+++ AVAILABLE DATA +++

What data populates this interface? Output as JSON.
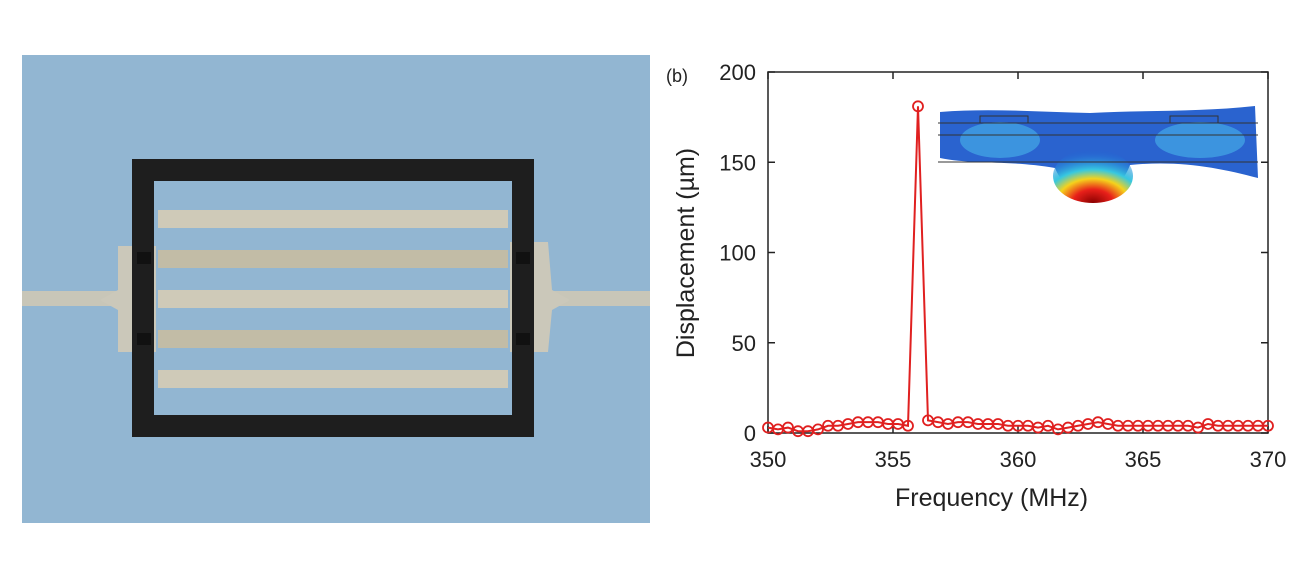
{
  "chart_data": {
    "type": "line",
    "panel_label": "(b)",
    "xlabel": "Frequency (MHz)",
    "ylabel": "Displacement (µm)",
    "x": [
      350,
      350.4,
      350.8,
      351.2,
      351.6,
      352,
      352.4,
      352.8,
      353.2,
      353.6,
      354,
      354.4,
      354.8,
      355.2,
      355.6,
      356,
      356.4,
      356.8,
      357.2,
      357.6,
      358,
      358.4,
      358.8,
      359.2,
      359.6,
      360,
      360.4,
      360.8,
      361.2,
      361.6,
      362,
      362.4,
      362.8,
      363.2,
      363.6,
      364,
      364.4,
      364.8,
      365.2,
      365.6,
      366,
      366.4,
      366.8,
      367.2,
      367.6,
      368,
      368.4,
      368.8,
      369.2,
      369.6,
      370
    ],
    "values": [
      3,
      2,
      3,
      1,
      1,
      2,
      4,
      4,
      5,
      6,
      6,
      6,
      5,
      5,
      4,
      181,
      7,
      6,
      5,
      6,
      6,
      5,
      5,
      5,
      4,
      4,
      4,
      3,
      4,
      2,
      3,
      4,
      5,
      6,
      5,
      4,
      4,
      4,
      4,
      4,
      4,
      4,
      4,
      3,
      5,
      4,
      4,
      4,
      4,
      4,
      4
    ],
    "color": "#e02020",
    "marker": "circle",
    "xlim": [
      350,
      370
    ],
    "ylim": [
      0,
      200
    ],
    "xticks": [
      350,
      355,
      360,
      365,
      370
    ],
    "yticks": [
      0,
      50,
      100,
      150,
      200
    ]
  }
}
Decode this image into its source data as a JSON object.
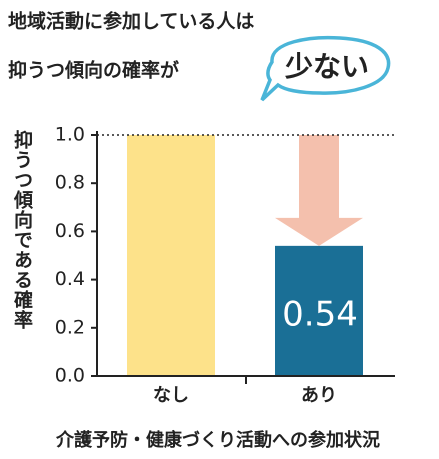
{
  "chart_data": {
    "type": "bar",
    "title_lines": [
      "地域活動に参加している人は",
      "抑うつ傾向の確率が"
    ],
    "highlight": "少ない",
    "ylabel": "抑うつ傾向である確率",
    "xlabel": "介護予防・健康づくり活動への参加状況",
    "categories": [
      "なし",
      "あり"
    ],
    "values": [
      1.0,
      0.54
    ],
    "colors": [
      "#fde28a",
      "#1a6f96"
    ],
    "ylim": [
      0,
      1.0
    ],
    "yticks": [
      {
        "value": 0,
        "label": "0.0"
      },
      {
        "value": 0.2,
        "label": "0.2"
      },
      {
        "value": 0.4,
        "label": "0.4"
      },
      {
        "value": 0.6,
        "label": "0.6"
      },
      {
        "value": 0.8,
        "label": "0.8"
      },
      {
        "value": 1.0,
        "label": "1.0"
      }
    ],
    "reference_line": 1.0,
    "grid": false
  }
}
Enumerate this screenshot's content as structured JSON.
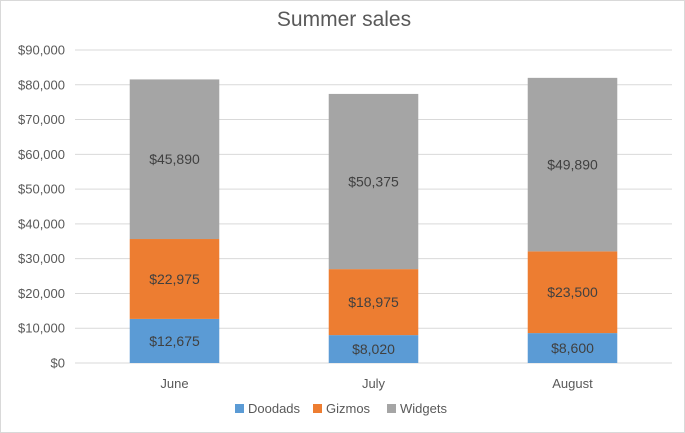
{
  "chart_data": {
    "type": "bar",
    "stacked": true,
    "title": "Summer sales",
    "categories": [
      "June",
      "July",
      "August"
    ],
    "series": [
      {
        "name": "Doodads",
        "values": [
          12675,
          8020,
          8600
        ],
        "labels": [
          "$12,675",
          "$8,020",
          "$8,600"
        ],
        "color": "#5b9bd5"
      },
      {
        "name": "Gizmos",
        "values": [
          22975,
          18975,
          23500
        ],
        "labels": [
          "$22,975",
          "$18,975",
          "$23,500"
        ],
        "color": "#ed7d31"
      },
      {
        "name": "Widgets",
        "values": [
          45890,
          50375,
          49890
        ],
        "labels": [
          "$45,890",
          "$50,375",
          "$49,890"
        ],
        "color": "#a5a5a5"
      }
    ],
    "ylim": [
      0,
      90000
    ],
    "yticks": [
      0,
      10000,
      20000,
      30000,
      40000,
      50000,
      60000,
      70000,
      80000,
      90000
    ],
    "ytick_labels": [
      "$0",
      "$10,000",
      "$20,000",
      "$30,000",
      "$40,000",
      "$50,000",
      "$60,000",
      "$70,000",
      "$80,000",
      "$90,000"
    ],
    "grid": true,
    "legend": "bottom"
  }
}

+++

GOAL
Exactly reproduce each record, leaving out any pictures.

FINISHED TASK
What data populates this interface? Output as JSON.
{
  "chart_data": {
    "type": "line",
    "panel_label": "(b)",
    "xlabel": "Frequency (MHz)",
    "ylabel": "Displacement (µm)",
    "x": [
      350,
      350.4,
      350.8,
      351.2,
      351.6,
      352,
      352.4,
      352.8,
      353.2,
      353.6,
      354,
      354.4,
      354.8,
      355.2,
      355.6,
      356,
      356.4,
      356.8,
      357.2,
      357.6,
      358,
      358.4,
      358.8,
      359.2,
      359.6,
      360,
      360.4,
      360.8,
      361.2,
      361.6,
      362,
      362.4,
      362.8,
      363.2,
      363.6,
      364,
      364.4,
      364.8,
      365.2,
      365.6,
      366,
      366.4,
      366.8,
      367.2,
      367.6,
      368,
      368.4,
      368.8,
      369.2,
      369.6,
      370
    ],
    "values": [
      3,
      2,
      3,
      1,
      1,
      2,
      4,
      4,
      5,
      6,
      6,
      6,
      5,
      5,
      4,
      181,
      7,
      6,
      5,
      6,
      6,
      5,
      5,
      5,
      4,
      4,
      4,
      3,
      4,
      2,
      3,
      4,
      5,
      6,
      5,
      4,
      4,
      4,
      4,
      4,
      4,
      4,
      4,
      3,
      5,
      4,
      4,
      4,
      4,
      4,
      4
    ],
    "color": "#e02020",
    "marker": "circle",
    "xlim": [
      350,
      370
    ],
    "ylim": [
      0,
      200
    ],
    "xticks": [
      350,
      355,
      360,
      365,
      370
    ],
    "yticks": [
      0,
      50,
      100,
      150,
      200
    ]
  }
}
Decode this image into its source data as a JSON object.
{
  "chart_data": {
    "type": "bar",
    "title_lines": [
      "地域活動に参加している人は",
      "抑うつ傾向の確率が"
    ],
    "highlight": "少ない",
    "ylabel": "抑うつ傾向である確率",
    "xlabel": "介護予防・健康づくり活動への参加状況",
    "categories": [
      "なし",
      "あり"
    ],
    "values": [
      1.0,
      0.54
    ],
    "colors": [
      "#fde28a",
      "#1a6f96"
    ],
    "ylim": [
      0,
      1.0
    ],
    "yticks": [
      {
        "value": 0,
        "label": "0.0"
      },
      {
        "value": 0.2,
        "label": "0.2"
      },
      {
        "value": 0.4,
        "label": "0.4"
      },
      {
        "value": 0.6,
        "label": "0.6"
      },
      {
        "value": 0.8,
        "label": "0.8"
      },
      {
        "value": 1.0,
        "label": "1.0"
      }
    ],
    "reference_line": 1.0,
    "grid": false
  }
}
Enumerate this screenshot's content as structured JSON.
{
  "chart_data": {
    "type": "bar",
    "stacked": true,
    "title": "Summer sales",
    "categories": [
      "June",
      "July",
      "August"
    ],
    "series": [
      {
        "name": "Doodads",
        "values": [
          12675,
          8020,
          8600
        ],
        "labels": [
          "$12,675",
          "$8,020",
          "$8,600"
        ],
        "color": "#5b9bd5"
      },
      {
        "name": "Gizmos",
        "values": [
          22975,
          18975,
          23500
        ],
        "labels": [
          "$22,975",
          "$18,975",
          "$23,500"
        ],
        "color": "#ed7d31"
      },
      {
        "name": "Widgets",
        "values": [
          45890,
          50375,
          49890
        ],
        "labels": [
          "$45,890",
          "$50,375",
          "$49,890"
        ],
        "color": "#a5a5a5"
      }
    ],
    "ylim": [
      0,
      90000
    ],
    "yticks": [
      0,
      10000,
      20000,
      30000,
      40000,
      50000,
      60000,
      70000,
      80000,
      90000
    ],
    "ytick_labels": [
      "$0",
      "$10,000",
      "$20,000",
      "$30,000",
      "$40,000",
      "$50,000",
      "$60,000",
      "$70,000",
      "$80,000",
      "$90,000"
    ],
    "grid": true,
    "legend": "bottom"
  }
}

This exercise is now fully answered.